Given records start

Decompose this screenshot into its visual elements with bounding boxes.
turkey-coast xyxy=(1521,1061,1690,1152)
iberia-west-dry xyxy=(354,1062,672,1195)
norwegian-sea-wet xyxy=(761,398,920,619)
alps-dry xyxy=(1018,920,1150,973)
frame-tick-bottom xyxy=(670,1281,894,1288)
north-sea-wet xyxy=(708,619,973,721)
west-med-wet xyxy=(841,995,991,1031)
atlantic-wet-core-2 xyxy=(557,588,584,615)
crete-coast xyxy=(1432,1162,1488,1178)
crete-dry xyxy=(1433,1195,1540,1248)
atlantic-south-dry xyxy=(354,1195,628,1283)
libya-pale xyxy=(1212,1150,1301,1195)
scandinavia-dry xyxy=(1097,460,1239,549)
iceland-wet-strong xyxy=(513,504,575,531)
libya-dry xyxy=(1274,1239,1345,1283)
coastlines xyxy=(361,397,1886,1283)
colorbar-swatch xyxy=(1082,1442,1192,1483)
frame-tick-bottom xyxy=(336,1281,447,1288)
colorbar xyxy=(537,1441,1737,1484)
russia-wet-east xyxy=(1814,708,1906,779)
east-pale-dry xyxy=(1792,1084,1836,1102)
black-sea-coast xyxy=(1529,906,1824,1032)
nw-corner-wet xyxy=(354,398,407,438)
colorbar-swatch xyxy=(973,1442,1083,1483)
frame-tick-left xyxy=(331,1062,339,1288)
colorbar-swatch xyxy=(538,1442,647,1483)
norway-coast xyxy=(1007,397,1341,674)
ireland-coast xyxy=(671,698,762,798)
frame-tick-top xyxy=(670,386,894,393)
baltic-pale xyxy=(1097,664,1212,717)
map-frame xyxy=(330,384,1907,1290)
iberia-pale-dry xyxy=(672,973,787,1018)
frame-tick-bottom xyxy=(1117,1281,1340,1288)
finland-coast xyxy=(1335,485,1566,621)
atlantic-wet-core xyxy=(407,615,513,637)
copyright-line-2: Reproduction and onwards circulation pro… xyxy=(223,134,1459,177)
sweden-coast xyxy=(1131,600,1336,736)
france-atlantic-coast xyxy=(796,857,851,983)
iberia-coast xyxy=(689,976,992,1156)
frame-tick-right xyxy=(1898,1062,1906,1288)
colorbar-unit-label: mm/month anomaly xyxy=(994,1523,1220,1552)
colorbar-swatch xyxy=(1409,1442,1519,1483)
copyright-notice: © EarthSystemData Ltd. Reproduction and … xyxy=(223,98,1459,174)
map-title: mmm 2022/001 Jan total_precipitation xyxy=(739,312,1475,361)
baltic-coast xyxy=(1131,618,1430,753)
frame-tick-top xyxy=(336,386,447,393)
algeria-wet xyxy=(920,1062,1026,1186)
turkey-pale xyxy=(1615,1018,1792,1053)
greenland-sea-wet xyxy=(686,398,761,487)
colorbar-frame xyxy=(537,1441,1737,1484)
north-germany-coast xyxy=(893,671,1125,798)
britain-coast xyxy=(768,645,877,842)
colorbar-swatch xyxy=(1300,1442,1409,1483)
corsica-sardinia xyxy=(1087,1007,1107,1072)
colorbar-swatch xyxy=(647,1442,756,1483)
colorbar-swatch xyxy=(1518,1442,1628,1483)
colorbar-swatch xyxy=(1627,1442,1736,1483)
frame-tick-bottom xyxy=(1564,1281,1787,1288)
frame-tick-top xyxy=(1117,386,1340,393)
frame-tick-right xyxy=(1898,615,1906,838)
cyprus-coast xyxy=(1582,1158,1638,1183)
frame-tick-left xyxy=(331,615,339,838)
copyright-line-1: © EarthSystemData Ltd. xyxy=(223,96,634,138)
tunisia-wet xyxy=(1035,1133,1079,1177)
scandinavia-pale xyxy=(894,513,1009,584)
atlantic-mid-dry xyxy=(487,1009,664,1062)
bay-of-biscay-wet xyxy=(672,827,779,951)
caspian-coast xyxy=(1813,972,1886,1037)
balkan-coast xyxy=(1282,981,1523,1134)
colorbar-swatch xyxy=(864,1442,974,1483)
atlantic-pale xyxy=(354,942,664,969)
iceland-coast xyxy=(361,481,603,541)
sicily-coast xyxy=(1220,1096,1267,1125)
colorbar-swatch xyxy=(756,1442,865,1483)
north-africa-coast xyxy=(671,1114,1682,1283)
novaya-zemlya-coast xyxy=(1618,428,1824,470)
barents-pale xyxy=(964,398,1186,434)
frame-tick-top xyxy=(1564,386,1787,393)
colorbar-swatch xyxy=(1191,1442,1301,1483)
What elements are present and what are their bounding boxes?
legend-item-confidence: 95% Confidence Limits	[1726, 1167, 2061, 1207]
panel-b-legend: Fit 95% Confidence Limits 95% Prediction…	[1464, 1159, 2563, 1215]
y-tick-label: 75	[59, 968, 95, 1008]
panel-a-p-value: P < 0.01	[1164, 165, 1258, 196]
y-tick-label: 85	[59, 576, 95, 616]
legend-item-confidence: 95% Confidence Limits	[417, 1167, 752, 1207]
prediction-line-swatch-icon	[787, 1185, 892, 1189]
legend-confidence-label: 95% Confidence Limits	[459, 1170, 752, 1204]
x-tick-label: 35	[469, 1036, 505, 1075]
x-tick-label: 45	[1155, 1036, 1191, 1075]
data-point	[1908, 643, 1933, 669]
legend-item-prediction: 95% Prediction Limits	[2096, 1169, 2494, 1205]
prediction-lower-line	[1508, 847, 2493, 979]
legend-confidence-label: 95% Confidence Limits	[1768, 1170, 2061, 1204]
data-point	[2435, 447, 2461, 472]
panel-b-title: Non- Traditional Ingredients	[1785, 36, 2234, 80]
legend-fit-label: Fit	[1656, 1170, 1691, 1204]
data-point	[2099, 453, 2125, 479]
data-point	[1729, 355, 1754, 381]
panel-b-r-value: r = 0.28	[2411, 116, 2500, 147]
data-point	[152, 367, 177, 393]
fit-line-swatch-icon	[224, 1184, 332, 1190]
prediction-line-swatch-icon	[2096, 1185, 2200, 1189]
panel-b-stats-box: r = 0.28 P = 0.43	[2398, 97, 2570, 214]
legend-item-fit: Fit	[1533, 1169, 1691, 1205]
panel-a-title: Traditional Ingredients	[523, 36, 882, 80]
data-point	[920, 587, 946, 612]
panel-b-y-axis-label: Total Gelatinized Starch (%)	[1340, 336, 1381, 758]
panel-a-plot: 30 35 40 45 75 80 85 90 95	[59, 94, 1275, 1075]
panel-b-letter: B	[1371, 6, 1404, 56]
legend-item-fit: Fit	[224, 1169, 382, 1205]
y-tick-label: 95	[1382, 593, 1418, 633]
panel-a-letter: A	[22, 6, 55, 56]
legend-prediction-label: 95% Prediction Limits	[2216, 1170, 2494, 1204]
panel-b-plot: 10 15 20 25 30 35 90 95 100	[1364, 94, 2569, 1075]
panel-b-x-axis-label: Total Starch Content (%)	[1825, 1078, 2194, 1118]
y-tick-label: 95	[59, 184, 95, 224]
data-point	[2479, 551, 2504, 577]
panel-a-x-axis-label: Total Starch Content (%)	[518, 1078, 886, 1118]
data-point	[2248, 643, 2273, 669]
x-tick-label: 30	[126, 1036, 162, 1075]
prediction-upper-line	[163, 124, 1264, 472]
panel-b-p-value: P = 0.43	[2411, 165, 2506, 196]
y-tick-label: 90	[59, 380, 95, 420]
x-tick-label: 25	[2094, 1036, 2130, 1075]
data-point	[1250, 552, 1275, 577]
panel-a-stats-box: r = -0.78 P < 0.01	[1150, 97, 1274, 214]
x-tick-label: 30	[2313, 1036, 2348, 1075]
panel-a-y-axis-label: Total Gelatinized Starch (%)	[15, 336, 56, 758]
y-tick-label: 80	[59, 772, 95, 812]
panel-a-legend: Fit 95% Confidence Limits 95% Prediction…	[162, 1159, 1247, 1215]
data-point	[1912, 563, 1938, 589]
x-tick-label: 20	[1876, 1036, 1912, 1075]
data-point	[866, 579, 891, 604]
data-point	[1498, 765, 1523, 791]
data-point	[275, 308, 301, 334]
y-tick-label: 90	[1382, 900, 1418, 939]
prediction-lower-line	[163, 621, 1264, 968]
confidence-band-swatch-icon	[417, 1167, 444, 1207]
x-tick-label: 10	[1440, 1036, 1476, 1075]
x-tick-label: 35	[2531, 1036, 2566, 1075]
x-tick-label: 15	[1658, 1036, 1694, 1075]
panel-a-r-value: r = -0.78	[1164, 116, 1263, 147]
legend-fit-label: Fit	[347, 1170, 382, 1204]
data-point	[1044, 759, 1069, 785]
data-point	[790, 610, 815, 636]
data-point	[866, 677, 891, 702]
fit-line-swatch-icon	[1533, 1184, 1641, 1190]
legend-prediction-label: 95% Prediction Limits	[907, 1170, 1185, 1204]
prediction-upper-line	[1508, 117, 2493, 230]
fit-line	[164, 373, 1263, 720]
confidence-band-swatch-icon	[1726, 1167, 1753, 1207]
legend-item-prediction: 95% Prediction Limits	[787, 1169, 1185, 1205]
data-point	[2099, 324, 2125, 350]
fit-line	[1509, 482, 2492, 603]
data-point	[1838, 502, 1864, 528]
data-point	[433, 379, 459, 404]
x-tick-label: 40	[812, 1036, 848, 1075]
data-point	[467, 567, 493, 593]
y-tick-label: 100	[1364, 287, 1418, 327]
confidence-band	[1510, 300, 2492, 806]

Given records end

Output the items from the first line through the line containing "north-sea-wet xyxy=(708,619,973,721)", both included, as a Markdown table with the columns Row and Line, numbering each line and leaving out blank lines.

#### [Full answer]
| Row | Line |
|---|---|
| 1 | Decompose this screenshot into its visual elements with bounding boxes. |
| 2 | turkey-coast xyxy=(1521,1061,1690,1152) |
| 3 | iberia-west-dry xyxy=(354,1062,672,1195) |
| 4 | norwegian-sea-wet xyxy=(761,398,920,619) |
| 5 | alps-dry xyxy=(1018,920,1150,973) |
| 6 | frame-tick-bottom xyxy=(670,1281,894,1288) |
| 7 | north-sea-wet xyxy=(708,619,973,721) |